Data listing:

┏━━

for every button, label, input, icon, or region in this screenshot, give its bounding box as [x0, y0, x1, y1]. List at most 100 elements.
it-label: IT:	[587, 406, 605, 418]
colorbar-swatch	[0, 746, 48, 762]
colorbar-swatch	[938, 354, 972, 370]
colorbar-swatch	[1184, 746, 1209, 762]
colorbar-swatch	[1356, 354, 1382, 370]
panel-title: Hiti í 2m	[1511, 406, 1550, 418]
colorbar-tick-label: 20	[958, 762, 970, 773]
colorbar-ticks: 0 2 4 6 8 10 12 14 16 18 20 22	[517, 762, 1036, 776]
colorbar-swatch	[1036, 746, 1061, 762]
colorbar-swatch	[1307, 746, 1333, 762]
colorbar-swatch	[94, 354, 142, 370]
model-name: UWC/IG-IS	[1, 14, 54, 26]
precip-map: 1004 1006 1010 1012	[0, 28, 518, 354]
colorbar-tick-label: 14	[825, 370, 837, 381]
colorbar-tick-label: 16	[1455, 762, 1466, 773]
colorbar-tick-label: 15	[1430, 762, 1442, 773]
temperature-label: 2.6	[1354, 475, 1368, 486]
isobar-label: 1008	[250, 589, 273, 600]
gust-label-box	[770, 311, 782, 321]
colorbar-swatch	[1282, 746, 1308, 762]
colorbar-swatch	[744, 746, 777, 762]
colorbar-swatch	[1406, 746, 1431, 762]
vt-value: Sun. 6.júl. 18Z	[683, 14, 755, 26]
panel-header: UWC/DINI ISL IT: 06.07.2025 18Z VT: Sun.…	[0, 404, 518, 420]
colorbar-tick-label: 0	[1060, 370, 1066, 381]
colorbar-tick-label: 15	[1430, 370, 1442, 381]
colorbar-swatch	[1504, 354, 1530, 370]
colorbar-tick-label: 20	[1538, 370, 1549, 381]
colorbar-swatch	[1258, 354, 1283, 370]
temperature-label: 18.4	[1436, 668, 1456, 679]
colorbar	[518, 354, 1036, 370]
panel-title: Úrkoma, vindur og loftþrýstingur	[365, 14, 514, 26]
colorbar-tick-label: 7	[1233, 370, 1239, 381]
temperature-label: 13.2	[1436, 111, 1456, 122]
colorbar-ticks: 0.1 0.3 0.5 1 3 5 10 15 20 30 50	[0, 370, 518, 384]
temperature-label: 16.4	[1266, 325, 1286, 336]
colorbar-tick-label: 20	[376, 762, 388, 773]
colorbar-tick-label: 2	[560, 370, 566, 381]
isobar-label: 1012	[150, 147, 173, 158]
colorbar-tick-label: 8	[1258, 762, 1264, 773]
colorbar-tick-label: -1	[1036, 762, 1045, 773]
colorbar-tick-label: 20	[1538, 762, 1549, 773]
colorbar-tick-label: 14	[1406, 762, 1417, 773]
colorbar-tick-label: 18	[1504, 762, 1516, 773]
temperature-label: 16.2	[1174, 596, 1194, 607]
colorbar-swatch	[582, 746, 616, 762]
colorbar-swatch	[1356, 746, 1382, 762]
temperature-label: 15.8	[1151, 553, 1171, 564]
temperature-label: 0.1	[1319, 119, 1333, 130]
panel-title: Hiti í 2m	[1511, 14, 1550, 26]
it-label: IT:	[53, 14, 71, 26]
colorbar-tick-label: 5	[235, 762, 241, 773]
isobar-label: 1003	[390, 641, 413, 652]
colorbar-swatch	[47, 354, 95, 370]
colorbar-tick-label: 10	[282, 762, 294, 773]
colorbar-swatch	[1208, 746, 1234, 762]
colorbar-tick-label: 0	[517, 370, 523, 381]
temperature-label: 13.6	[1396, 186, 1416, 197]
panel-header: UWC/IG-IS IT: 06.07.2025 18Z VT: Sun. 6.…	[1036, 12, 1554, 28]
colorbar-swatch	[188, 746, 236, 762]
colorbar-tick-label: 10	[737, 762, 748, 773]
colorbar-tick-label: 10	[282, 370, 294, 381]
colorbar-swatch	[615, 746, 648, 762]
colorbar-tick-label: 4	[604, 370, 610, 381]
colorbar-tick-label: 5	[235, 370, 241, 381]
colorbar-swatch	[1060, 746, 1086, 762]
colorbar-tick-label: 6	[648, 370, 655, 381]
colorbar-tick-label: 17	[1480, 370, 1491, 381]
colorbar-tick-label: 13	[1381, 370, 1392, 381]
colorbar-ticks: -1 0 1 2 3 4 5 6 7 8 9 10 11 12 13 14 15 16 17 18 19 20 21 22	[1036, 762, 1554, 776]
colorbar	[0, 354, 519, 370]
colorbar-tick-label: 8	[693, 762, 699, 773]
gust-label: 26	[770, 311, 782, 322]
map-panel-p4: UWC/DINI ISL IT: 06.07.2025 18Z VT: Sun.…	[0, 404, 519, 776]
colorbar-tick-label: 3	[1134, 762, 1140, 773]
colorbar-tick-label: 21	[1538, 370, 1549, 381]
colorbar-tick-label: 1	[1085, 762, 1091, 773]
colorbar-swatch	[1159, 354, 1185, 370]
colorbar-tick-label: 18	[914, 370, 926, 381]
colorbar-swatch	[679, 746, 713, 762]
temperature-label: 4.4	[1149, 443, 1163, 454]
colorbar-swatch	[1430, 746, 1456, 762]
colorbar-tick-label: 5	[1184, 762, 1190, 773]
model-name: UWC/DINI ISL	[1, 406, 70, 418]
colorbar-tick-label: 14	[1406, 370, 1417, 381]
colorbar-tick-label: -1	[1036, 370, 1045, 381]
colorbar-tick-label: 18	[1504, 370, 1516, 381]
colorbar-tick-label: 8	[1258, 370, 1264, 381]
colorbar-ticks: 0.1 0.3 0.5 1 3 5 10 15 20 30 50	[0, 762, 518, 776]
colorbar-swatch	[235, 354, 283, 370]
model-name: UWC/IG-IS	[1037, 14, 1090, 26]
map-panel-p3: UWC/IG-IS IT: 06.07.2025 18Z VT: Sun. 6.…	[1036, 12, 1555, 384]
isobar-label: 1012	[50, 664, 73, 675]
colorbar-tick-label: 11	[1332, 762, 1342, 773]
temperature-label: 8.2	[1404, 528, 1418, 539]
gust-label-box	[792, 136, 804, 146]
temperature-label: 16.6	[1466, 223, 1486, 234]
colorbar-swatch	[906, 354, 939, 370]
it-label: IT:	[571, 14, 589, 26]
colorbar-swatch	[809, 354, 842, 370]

┗━━

EXERCISE DIRECTIONS:
Copy the material from its first line through the line that contains "746, 1431, 762]", and reproduce each of those lines unchanged.

RESULT OF THE TASK:
for every button, label, input, icon, or region in this screenshot, give its bounding box as [x0, y0, x1, y1]. List at most 100 elements.
it-label: IT:	[587, 406, 605, 418]
colorbar-swatch	[0, 746, 48, 762]
colorbar-swatch	[938, 354, 972, 370]
colorbar-swatch	[1184, 746, 1209, 762]
colorbar-swatch	[1356, 354, 1382, 370]
panel-title: Hiti í 2m	[1511, 406, 1550, 418]
colorbar-tick-label: 20	[958, 762, 970, 773]
colorbar-ticks: 0 2 4 6 8 10 12 14 16 18 20 22	[517, 762, 1036, 776]
colorbar-swatch	[1036, 746, 1061, 762]
colorbar-swatch	[1307, 746, 1333, 762]
colorbar-swatch	[94, 354, 142, 370]
model-name: UWC/IG-IS	[1, 14, 54, 26]
precip-map: 1004 1006 1010 1012	[0, 28, 518, 354]
colorbar-tick-label: 14	[825, 370, 837, 381]
colorbar-tick-label: 16	[1455, 762, 1466, 773]
colorbar-tick-label: 15	[1430, 762, 1442, 773]
temperature-label: 2.6	[1354, 475, 1368, 486]
isobar-label: 1008	[250, 589, 273, 600]
gust-label-box	[770, 311, 782, 321]
colorbar-swatch	[1282, 746, 1308, 762]
colorbar-swatch	[744, 746, 777, 762]
colorbar-swatch	[1406, 746, 1431, 762]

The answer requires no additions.